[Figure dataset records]
* begin *

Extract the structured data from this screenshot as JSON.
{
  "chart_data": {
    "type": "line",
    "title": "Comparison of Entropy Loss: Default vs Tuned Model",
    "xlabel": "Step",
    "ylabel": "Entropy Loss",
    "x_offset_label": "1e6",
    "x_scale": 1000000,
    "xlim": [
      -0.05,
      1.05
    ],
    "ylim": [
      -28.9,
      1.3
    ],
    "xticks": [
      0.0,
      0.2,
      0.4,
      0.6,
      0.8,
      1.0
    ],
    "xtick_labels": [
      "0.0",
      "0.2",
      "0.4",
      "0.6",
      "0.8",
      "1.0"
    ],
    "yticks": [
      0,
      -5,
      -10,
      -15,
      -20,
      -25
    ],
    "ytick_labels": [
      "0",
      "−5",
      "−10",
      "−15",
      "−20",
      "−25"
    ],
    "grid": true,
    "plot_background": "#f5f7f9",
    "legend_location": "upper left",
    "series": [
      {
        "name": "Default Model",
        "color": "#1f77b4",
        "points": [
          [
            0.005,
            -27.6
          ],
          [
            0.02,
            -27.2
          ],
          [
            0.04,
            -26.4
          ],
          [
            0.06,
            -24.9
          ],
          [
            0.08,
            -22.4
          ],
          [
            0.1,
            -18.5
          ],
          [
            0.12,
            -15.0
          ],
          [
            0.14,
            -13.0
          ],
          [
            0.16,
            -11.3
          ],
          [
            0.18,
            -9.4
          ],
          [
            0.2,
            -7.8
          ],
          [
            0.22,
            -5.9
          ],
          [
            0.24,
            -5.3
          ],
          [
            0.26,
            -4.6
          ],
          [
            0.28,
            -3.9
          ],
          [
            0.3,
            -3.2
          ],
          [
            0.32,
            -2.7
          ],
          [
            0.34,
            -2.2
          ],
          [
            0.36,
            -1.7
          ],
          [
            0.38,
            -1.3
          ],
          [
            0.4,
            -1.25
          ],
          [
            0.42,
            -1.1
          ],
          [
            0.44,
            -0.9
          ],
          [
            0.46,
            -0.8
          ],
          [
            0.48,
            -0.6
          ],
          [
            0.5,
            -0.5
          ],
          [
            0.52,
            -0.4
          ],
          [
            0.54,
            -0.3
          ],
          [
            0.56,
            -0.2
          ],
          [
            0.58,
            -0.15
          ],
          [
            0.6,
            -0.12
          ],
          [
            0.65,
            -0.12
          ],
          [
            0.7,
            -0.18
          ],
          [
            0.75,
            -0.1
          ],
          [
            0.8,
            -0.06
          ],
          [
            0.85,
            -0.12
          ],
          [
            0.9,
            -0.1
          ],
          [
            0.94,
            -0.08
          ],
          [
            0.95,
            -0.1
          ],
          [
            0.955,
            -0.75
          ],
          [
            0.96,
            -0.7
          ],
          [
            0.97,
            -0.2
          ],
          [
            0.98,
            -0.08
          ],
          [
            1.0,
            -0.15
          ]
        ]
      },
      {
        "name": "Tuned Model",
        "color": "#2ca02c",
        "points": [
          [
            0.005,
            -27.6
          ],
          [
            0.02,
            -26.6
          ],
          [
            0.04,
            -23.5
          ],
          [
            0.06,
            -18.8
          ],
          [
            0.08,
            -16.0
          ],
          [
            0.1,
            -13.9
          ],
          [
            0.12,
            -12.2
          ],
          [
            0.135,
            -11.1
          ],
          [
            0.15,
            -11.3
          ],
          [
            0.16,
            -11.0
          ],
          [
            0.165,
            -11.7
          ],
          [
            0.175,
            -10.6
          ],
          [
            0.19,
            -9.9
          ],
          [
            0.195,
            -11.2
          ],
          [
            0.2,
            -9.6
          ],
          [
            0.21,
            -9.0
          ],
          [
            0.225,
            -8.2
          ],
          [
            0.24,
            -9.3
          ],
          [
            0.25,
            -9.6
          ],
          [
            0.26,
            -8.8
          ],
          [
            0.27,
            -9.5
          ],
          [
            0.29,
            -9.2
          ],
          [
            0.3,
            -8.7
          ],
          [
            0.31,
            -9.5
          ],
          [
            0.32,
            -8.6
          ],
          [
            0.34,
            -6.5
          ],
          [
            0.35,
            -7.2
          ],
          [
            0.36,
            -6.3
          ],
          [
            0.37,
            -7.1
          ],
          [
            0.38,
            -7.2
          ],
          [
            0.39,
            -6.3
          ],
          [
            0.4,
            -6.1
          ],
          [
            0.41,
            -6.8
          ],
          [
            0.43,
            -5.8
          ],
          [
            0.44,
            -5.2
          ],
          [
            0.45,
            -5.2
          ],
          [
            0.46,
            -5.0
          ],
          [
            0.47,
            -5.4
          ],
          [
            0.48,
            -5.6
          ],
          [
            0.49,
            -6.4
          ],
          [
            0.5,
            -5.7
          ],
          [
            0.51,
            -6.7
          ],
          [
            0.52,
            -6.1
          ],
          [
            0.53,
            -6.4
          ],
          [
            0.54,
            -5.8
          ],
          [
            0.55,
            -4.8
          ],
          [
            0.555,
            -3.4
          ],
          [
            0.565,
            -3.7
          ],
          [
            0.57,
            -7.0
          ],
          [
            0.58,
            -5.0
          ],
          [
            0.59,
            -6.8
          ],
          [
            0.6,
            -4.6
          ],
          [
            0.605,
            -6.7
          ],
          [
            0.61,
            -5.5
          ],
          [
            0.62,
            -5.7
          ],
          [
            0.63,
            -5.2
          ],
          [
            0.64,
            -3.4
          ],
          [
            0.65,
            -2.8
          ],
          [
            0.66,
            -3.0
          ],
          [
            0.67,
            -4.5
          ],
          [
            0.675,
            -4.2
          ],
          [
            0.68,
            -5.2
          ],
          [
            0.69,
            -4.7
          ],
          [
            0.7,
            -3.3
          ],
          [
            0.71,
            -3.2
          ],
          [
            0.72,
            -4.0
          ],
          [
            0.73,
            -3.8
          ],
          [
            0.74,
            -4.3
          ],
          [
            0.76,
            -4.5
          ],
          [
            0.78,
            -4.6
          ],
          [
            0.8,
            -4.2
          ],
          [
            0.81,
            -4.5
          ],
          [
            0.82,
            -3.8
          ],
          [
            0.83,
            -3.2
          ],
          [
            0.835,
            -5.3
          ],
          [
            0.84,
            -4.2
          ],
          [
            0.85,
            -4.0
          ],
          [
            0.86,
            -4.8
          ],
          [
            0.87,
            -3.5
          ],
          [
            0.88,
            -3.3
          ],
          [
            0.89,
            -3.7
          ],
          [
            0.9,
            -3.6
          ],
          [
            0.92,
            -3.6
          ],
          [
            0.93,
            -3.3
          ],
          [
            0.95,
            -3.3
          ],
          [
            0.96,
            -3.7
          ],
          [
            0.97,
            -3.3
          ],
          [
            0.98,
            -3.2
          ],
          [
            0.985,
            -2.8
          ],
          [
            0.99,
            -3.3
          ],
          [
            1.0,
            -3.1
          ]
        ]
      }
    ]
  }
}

* end *

### [WRITTEN INSTRUCTION]
Retype the data exactly as given.

### [RESULT]
Extract the structured data from this screenshot as JSON.
{
  "chart_data": {
    "type": "line",
    "title": "Comparison of Entropy Loss: Default vs Tuned Model",
    "xlabel": "Step",
    "ylabel": "Entropy Loss",
    "x_offset_label": "1e6",
    "x_scale": 1000000,
    "xlim": [
      -0.05,
      1.05
    ],
    "ylim": [
      -28.9,
      1.3
    ],
    "xticks": [
      0.0,
      0.2,
      0.4,
      0.6,
      0.8,
      1.0
    ],
    "xtick_labels": [
      "0.0",
      "0.2",
      "0.4",
      "0.6",
      "0.8",
      "1.0"
    ],
    "yticks": [
      0,
      -5,
      -10,
      -15,
      -20,
      -25
    ],
    "ytick_labels": [
      "0",
      "−5",
      "−10",
      "−15",
      "−20",
      "−25"
    ],
    "grid": true,
    "plot_background": "#f5f7f9",
    "legend_location": "upper left",
    "series": [
      {
        "name": "Default Model",
        "color": "#1f77b4",
        "points": [
          [
            0.005,
            -27.6
          ],
          [
            0.02,
            -27.2
          ],
          [
            0.04,
            -26.4
          ],
          [
            0.06,
            -24.9
          ],
          [
            0.08,
            -22.4
          ],
          [
            0.1,
            -18.5
          ],
          [
            0.12,
            -15.0
          ],
          [
            0.14,
            -13.0
          ],
          [
            0.16,
            -11.3
          ],
          [
            0.18,
            -9.4
          ],
          [
            0.2,
            -7.8
          ],
          [
            0.22,
            -5.9
          ],
          [
            0.24,
            -5.3
          ],
          [
            0.26,
            -4.6
          ],
          [
            0.28,
            -3.9
          ],
          [
            0.3,
            -3.2
          ],
          [
            0.32,
            -2.7
          ],
          [
            0.34,
            -2.2
          ],
          [
            0.36,
            -1.7
          ],
          [
            0.38,
            -1.3
          ],
          [
            0.4,
            -1.25
          ],
          [
            0.42,
            -1.1
          ],
          [
            0.44,
            -0.9
          ],
          [
            0.46,
            -0.8
          ],
          [
            0.48,
            -0.6
          ],
          [
            0.5,
            -0.5
          ],
          [
            0.52,
            -0.4
          ],
          [
            0.54,
            -0.3
          ],
          [
            0.56,
            -0.2
          ],
          [
            0.58,
            -0.15
          ],
          [
            0.6,
            -0.12
          ],
          [
            0.65,
            -0.12
          ],
          [
            0.7,
            -0.18
          ],
          [
            0.75,
            -0.1
          ],
          [
            0.8,
            -0.06
          ],
          [
            0.85,
            -0.12
          ],
          [
            0.9,
            -0.1
          ],
          [
            0.94,
            -0.08
          ],
          [
            0.95,
            -0.1
          ],
          [
            0.955,
            -0.75
          ],
          [
            0.96,
            -0.7
          ],
          [
            0.97,
            -0.2
          ],
          [
            0.98,
            -0.08
          ],
          [
            1.0,
            -0.15
          ]
        ]
      },
      {
        "name": "Tuned Model",
        "color": "#2ca02c",
        "points": [
          [
            0.005,
            -27.6
          ],
          [
            0.02,
            -26.6
          ],
          [
            0.04,
            -23.5
          ],
          [
            0.06,
            -18.8
          ],
          [
            0.08,
            -16.0
          ],
          [
            0.1,
            -13.9
          ],
          [
            0.12,
            -12.2
          ],
          [
            0.135,
            -11.1
          ],
          [
            0.15,
            -11.3
          ],
          [
            0.16,
            -11.0
          ],
          [
            0.165,
            -11.7
          ],
          [
            0.175,
            -10.6
          ],
          [
            0.19,
            -9.9
          ],
          [
            0.195,
            -11.2
          ],
          [
            0.2,
            -9.6
          ],
          [
            0.21,
            -9.0
          ],
          [
            0.225,
            -8.2
          ],
          [
            0.24,
            -9.3
          ],
          [
            0.25,
            -9.6
          ],
          [
            0.26,
            -8.8
          ],
          [
            0.27,
            -9.5
          ],
          [
            0.29,
            -9.2
          ],
          [
            0.3,
            -8.7
          ],
          [
            0.31,
            -9.5
          ],
          [
            0.32,
            -8.6
          ],
          [
            0.34,
            -6.5
          ],
          [
            0.35,
            -7.2
          ],
          [
            0.36,
            -6.3
          ],
          [
            0.37,
            -7.1
          ],
          [
            0.38,
            -7.2
          ],
          [
            0.39,
            -6.3
          ],
          [
            0.4,
            -6.1
          ],
          [
            0.41,
            -6.8
          ],
          [
            0.43,
            -5.8
          ],
          [
            0.44,
            -5.2
          ],
          [
            0.45,
            -5.2
          ],
          [
            0.46,
            -5.0
          ],
          [
            0.47,
            -5.4
          ],
          [
            0.48,
            -5.6
          ],
          [
            0.49,
            -6.4
          ],
          [
            0.5,
            -5.7
          ],
          [
            0.51,
            -6.7
          ],
          [
            0.52,
            -6.1
          ],
          [
            0.53,
            -6.4
          ],
          [
            0.54,
            -5.8
          ],
          [
            0.55,
            -4.8
          ],
          [
            0.555,
            -3.4
          ],
          [
            0.565,
            -3.7
          ],
          [
            0.57,
            -7.0
          ],
          [
            0.58,
            -5.0
          ],
          [
            0.59,
            -6.8
          ],
          [
            0.6,
            -4.6
          ],
          [
            0.605,
            -6.7
          ],
          [
            0.61,
            -5.5
          ],
          [
            0.62,
            -5.7
          ],
          [
            0.63,
            -5.2
          ],
          [
            0.64,
            -3.4
          ],
          [
            0.65,
            -2.8
          ],
          [
            0.66,
            -3.0
          ],
          [
            0.67,
            -4.5
          ],
          [
            0.675,
            -4.2
          ],
          [
            0.68,
            -5.2
          ],
          [
            0.69,
            -4.7
          ],
          [
            0.7,
            -3.3
          ],
          [
            0.71,
            -3.2
          ],
          [
            0.72,
            -4.0
          ],
          [
            0.73,
            -3.8
          ],
          [
            0.74,
            -4.3
          ],
          [
            0.76,
            -4.5
          ],
          [
            0.78,
            -4.6
          ],
          [
            0.8,
            -4.2
          ],
          [
            0.81,
            -4.5
          ],
          [
            0.82,
            -3.8
          ],
          [
            0.83,
            -3.2
          ],
          [
            0.835,
            -5.3
          ],
          [
            0.84,
            -4.2
          ],
          [
            0.85,
            -4.0
          ],
          [
            0.86,
            -4.8
          ],
          [
            0.87,
            -3.5
          ],
          [
            0.88,
            -3.3
          ],
          [
            0.89,
            -3.7
          ],
          [
            0.9,
            -3.6
          ],
          [
            0.92,
            -3.6
          ],
          [
            0.93,
            -3.3
          ],
          [
            0.95,
            -3.3
          ],
          [
            0.96,
            -3.7
          ],
          [
            0.97,
            -3.3
          ],
          [
            0.98,
            -3.2
          ],
          [
            0.985,
            -2.8
          ],
          [
            0.99,
            -3.3
          ],
          [
            1.0,
            -3.1
          ]
        ]
      }
    ]
  }
}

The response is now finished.